**What the task asks**
Only the number is wanted: how many lines hold the word "werden"?

**Extracted entries**
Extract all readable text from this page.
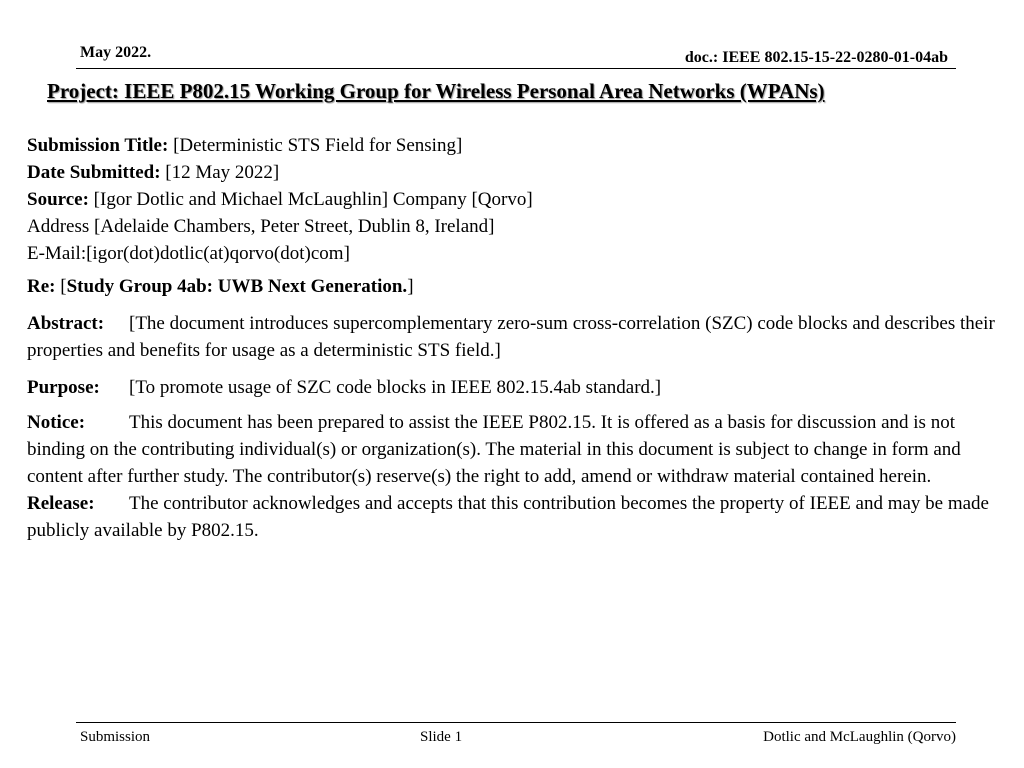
May 2022.	doc.: IEEE 802.15-15-22-0280-01-04ab
Project: IEEE P802.15 Working Group for Wireless Personal Area Networks (WPANs)

Submission Title: [Deterministic STS Field for Sensing]

Date Submitted: [12 May 2022]

Source: [Igor Dotlic and Michael McLaughlin] Company [Qorvo]

Address [Adelaide Chambers, Peter Street, Dublin 8, Ireland]

E-Mail:[igor(dot)dotlic(at)qorvo(dot)com]

Re: [Study Group 4ab: UWB Next Generation.]

Abstract: [The document introduces supercomplementary zero-sum cross-correlation (SZC) code blocks and describes their properties and benefits for usage as a deterministic STS field.]

Purpose: [To promote usage of SZC code blocks in IEEE 802.15.4ab standard.]

Notice: This document has been prepared to assist the IEEE P802.15. It is offered as a basis for discussion and is not binding on the contributing individual(s) or organization(s). The material in this document is subject to change in form and content after further study. The contributor(s) reserve(s) the right to add, amend or withdraw material contained herein.

Release: The contributor acknowledges and accepts that this contribution becomes the property of IEEE and may be made publicly available by P802.15.

Submission	Slide 1	Dotlic and McLaughlin (Qorvo)
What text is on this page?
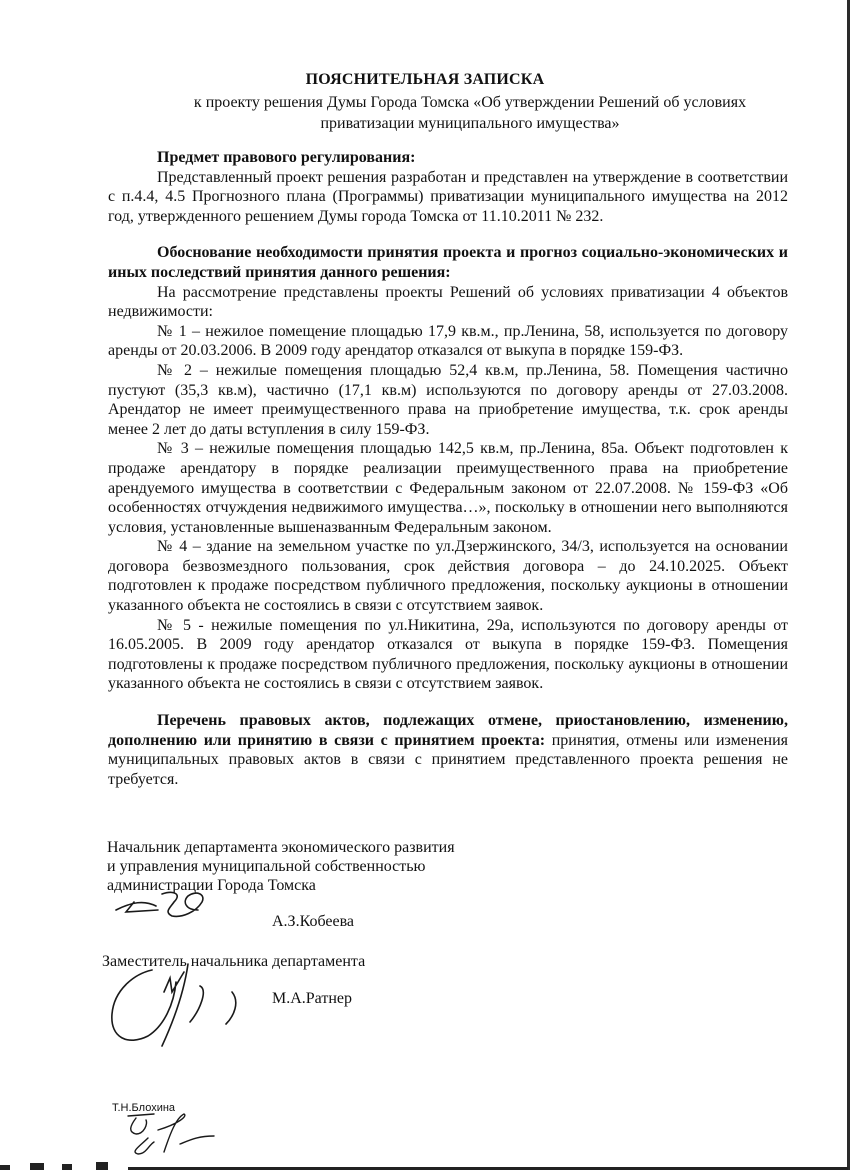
ПОЯСНИТЕЛЬНАЯ ЗАПИСКА
к проекту решения Думы Города Томска «Об утверждении Решений об условиях
приватизации муниципального имущества»

Предмет правового регулирования:

Представленный проект решения разработан и представлен на утверждение в соответствии с п.4.4, 4.5 Прогнозного плана (Программы) приватизации муниципального имущества на 2012 год, утвержденного решением Думы города Томска от 11.10.2011 № 232.

Обоснование необходимости принятия проекта и прогноз социально-экономических и иных последствий принятия данного решения:

На рассмотрение представлены проекты Решений об условиях приватизации 4 объектов недвижимости:

№ 1 – нежилое помещение площадью 17,9 кв.м., пр.Ленина, 58, используется по договору аренды от 20.03.2006. В 2009 году арендатор отказался от выкупа в порядке 159-ФЗ.

№ 2 – нежилые помещения площадью 52,4 кв.м, пр.Ленина, 58. Помещения частично пустуют (35,3 кв.м), частично (17,1 кв.м) используются по договору аренды от 27.03.2008. Арендатор не имеет преимущественного права на приобретение имущества, т.к. срок аренды менее 2 лет до даты вступления в силу 159-ФЗ.

№ 3 – нежилые помещения площадью 142,5 кв.м, пр.Ленина, 85а. Объект подготовлен к продаже арендатору в порядке реализации преимущественного права на приобретение арендуемого имущества в соответствии с Федеральным законом от 22.07.2008. № 159-ФЗ «Об особенностях отчуждения недвижимого имущества…», поскольку в отношении него выполняются условия, установленные вышеназванным Федеральным законом.

№ 4 – здание на земельном участке по ул.Дзержинского, 34/3, используется на основании договора безвозмездного пользования, срок действия договора – до 24.10.2025. Объект подготовлен к продаже посредством публичного предложения, поскольку аукционы в отношении указанного объекта не состоялись в связи с отсутствием заявок.

№ 5 - нежилые помещения по ул.Никитина, 29а, используются по договору аренды от 16.05.2005. В 2009 году арендатор отказался от выкупа в порядке 159-ФЗ. Помещения подготовлены к продаже посредством публичного предложения, поскольку аукционы в отношении указанного объекта не состоялись в связи с отсутствием заявок.

Перечень правовых актов, подлежащих отмене, приостановлению, изменению, дополнению или принятию в связи с принятием проекта: принятия, отмены или изменения муниципальных правовых актов в связи с принятием представленного проекта решения не требуется.

Начальник департамента экономического развития
и управления муниципальной собственностью
администрации Города Томска
А.З.Кобеева
Заместитель начальника департамента
М.А.Ратнер
Т.Н.Блохина
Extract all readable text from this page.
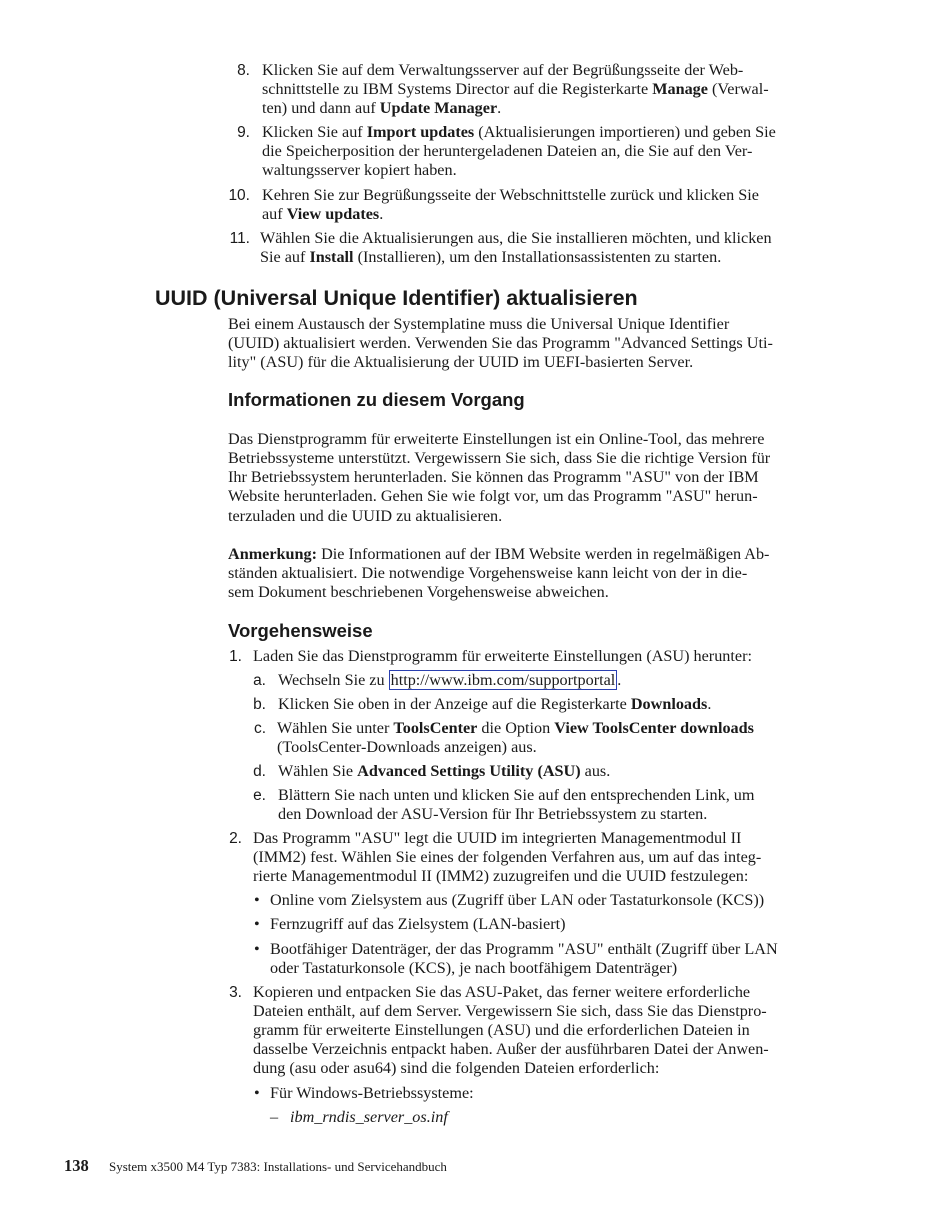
8. Klicken Sie auf dem Verwaltungsserver auf der Begrüßungsseite der Web-
schnittstelle zu IBM Systems Director auf die Registerkarte Manage (Verwal-
ten) und dann auf Update Manager.
9. Klicken Sie auf Import updates (Aktualisierungen importieren) und geben Sie
die Speicherposition der heruntergeladenen Dateien an, die Sie auf den Ver-
waltungsserver kopiert haben.
10. Kehren Sie zur Begrüßungsseite der Webschnittstelle zurück und klicken Sie
auf View updates.
11. Wählen Sie die Aktualisierungen aus, die Sie installieren möchten, und klicken
Sie auf Install (Installieren), um den Installationsassistenten zu starten.
UUID (Universal Unique Identifier) aktualisieren
Bei einem Austausch der Systemplatine muss die Universal Unique Identifier
(UUID) aktualisiert werden. Verwenden Sie das Programm "Advanced Settings Uti-
lity" (ASU) für die Aktualisierung der UUID im UEFI-basierten Server.
Informationen zu diesem Vorgang
Das Dienstprogramm für erweiterte Einstellungen ist ein Online-Tool, das mehrere
Betriebssysteme unterstützt. Vergewissern Sie sich, dass Sie die richtige Version für
Ihr Betriebssystem herunterladen. Sie können das Programm "ASU" von der IBM
Website herunterladen. Gehen Sie wie folgt vor, um das Programm "ASU" herun-
terzuladen und die UUID zu aktualisieren.
Anmerkung: Die Informationen auf der IBM Website werden in regelmäßigen Ab-
ständen aktualisiert. Die notwendige Vorgehensweise kann leicht von der in die-
sem Dokument beschriebenen Vorgehensweise abweichen.
Vorgehensweise
1. Laden Sie das Dienstprogramm für erweiterte Einstellungen (ASU) herunter:
a. Wechseln Sie zu http://www.ibm.com/supportportal .
b. Klicken Sie oben in der Anzeige auf die Registerkarte Downloads.
c. Wählen Sie unter ToolsCenter die Option View ToolsCenter downloads
(ToolsCenter-Downloads anzeigen) aus.
d. Wählen Sie Advanced Settings Utility (ASU) aus.
e. Blättern Sie nach unten und klicken Sie auf den entsprechenden Link, um
den Download der ASU-Version für Ihr Betriebssystem zu starten.
2. Das Programm "ASU" legt die UUID im integrierten Managementmodul II
(IMM2) fest. Wählen Sie eines der folgenden Verfahren aus, um auf das integ-
rierte Managementmodul II (IMM2) zuzugreifen und die UUID festzulegen:
• Online vom Zielsystem aus (Zugriff über LAN oder Tastaturkonsole (KCS))
• Fernzugriff auf das Zielsystem (LAN-basiert)
• Bootfähiger Datenträger, der das Programm "ASU" enthält (Zugriff über LAN
oder Tastaturkonsole (KCS), je nach bootfähigem Datenträger)
3. Kopieren und entpacken Sie das ASU-Paket, das ferner weitere erforderliche
Dateien enthält, auf dem Server. Vergewissern Sie sich, dass Sie das Dienstpro-
gramm für erweiterte Einstellungen (ASU) und die erforderlichen Dateien in
dasselbe Verzeichnis entpackt haben. Außer der ausführbaren Datei der Anwen-
dung (asu oder asu64) sind die folgenden Dateien erforderlich:
• Für Windows-Betriebssysteme:
– ibm_rndis_server_os.inf
138 System x3500 M4 Typ 7383: Installations- und Servicehandbuch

**Written answer**
2